The data below should be printed in full, exactly, and without any of its images.
■ ■ ■ ■ ■ ■ ■
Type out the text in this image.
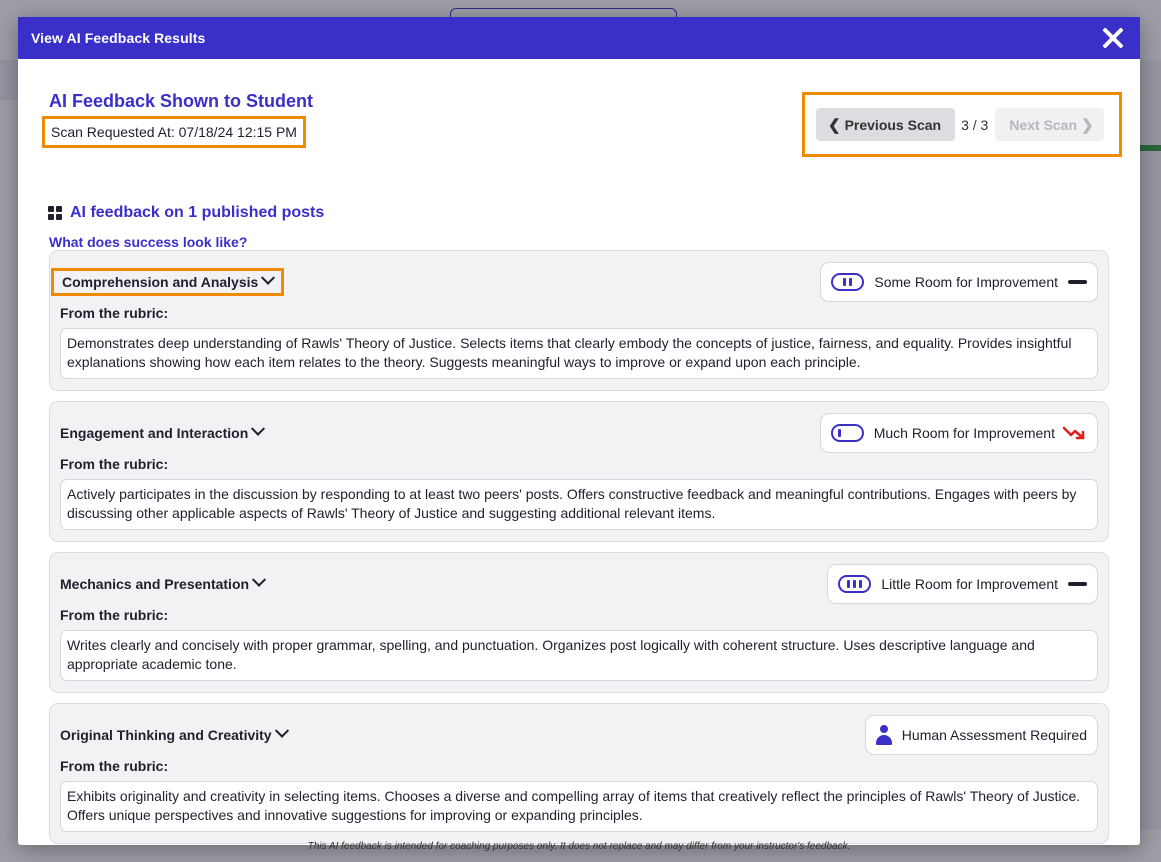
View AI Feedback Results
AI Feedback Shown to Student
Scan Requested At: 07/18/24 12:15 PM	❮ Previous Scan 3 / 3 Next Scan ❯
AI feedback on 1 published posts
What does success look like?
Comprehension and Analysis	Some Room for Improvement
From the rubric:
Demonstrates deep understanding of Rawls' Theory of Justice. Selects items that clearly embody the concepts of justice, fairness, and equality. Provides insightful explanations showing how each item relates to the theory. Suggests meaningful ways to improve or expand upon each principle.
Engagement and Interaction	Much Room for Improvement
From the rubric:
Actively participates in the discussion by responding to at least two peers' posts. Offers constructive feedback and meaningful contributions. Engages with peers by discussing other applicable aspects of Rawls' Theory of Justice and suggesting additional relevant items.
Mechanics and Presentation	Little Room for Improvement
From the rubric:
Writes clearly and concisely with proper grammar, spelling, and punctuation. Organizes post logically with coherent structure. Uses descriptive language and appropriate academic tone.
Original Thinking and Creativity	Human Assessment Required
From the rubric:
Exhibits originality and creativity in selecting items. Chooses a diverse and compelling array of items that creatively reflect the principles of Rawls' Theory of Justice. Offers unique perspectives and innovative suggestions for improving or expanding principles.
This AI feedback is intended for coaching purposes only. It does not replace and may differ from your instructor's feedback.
■ ■ ■ ■ ■ ■ ■
■ RIGHT ANSWER
Type out the text in this image.
View AI Feedback Results
AI Feedback Shown to Student
Scan Requested At: 07/18/24 12:15 PM	❮ Previous Scan 3 / 3 Next Scan ❯
AI feedback on 1 published posts
What does success look like?
Comprehension and Analysis	Some Room for Improvement
From the rubric:
Demonstrates deep understanding of Rawls' Theory of Justice. Selects items that clearly embody the concepts of justice, fairness, and equality. Provides insightful explanations showing how each item relates to the theory. Suggests meaningful ways to improve or expand upon each principle.
Engagement and Interaction	Much Room for Improvement
From the rubric:
Actively participates in the discussion by responding to at least two peers' posts. Offers constructive feedback and meaningful contributions. Engages with peers by discussing other applicable aspects of Rawls' Theory of Justice and suggesting additional relevant items.
Mechanics and Presentation	Little Room for Improvement
From the rubric:
Writes clearly and concisely with proper grammar, spelling, and punctuation. Organizes post logically with coherent structure. Uses descriptive language and appropriate academic tone.
Original Thinking and Creativity	Human Assessment Required
From the rubric:
Exhibits originality and creativity in selecting items. Chooses a diverse and compelling array of items that creatively reflect the principles of Rawls' Theory of Justice. Offers unique perspectives and innovative suggestions for improving or expanding principles.
This AI feedback is intended for coaching purposes only. It does not replace and may differ from your instructor's feedback.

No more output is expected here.